# GOAL:
Look through the listing below and report how many lines contain "JSON", as a bare number.

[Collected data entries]
▬▬▬▬▬▬
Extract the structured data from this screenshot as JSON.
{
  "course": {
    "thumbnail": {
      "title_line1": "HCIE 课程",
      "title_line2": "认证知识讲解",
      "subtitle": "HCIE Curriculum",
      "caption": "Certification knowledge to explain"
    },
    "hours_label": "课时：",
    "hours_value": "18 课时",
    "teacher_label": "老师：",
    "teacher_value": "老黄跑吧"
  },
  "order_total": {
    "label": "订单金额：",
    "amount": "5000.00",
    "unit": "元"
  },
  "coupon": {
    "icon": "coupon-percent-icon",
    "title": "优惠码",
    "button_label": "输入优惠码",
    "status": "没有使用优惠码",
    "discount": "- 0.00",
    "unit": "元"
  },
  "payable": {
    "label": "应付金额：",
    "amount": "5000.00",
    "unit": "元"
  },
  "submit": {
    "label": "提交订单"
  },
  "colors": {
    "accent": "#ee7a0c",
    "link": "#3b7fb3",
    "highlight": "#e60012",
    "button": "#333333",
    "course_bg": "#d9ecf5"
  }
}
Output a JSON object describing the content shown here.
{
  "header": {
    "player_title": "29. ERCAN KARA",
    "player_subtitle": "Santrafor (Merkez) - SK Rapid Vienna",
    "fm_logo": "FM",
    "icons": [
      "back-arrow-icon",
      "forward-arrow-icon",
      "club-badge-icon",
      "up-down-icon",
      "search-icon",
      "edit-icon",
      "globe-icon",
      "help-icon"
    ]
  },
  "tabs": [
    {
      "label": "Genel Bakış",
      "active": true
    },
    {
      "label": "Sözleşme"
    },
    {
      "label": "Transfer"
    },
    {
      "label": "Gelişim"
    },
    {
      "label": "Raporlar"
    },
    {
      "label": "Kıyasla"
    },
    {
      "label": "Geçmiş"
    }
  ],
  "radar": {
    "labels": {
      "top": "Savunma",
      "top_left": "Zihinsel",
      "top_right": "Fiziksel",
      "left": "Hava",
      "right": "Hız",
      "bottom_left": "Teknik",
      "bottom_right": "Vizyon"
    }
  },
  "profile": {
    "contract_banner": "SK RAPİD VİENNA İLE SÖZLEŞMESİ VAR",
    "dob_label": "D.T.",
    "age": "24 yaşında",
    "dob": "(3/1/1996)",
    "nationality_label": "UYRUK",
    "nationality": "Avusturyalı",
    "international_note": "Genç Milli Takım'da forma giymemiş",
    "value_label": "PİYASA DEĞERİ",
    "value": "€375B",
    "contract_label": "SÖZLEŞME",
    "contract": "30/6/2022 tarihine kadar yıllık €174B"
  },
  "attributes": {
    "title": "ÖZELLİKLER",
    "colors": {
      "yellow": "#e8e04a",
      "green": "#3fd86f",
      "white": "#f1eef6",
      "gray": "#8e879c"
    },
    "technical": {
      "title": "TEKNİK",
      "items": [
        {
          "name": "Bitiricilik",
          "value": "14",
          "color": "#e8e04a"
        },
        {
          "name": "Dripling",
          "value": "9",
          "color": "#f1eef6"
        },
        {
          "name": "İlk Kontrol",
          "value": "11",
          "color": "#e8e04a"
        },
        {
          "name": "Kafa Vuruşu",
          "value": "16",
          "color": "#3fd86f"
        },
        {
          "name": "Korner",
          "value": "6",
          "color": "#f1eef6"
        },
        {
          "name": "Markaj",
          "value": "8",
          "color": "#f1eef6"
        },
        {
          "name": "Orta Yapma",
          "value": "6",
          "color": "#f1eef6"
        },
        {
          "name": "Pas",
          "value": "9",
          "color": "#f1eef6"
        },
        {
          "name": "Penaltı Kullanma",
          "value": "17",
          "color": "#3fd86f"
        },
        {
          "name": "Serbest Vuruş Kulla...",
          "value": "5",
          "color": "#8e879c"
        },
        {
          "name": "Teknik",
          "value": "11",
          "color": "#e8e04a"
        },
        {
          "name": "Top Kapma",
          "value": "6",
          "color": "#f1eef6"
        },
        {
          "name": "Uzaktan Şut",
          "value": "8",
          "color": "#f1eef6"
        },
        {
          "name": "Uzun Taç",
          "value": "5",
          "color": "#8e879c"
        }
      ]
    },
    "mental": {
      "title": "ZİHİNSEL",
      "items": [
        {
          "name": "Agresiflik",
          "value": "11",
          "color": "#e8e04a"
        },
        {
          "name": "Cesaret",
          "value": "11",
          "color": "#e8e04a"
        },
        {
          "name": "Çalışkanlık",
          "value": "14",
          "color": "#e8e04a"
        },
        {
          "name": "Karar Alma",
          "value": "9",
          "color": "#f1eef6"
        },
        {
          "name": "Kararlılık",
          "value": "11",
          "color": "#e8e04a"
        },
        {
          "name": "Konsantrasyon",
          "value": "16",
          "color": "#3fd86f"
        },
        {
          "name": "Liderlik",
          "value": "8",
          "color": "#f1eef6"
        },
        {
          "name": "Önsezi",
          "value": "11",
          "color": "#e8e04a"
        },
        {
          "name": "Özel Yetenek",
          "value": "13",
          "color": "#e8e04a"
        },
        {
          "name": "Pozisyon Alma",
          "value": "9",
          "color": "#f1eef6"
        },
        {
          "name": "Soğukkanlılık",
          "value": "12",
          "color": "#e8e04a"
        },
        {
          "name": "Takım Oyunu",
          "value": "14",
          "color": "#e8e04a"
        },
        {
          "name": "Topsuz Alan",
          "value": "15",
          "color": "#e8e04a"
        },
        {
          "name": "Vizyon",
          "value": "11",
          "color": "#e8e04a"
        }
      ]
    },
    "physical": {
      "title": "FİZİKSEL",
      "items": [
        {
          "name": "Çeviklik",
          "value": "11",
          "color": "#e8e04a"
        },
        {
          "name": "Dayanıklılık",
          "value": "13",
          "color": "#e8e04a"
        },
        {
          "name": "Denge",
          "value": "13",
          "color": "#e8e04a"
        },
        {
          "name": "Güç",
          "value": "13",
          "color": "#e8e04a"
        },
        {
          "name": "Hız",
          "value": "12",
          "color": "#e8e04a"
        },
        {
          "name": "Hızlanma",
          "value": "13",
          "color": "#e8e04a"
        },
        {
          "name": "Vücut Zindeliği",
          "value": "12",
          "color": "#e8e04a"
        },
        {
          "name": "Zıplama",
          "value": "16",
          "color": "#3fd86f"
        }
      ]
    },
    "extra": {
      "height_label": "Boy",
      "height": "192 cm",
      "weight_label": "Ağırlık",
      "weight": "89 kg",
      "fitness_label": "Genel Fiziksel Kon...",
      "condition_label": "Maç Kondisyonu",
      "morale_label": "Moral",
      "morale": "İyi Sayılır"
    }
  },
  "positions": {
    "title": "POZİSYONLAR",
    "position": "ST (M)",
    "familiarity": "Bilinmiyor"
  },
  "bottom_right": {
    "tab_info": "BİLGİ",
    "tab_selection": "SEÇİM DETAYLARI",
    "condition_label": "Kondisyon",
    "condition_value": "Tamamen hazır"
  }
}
▬▬▬▬▬▬
# FINISHED ANSWER:
2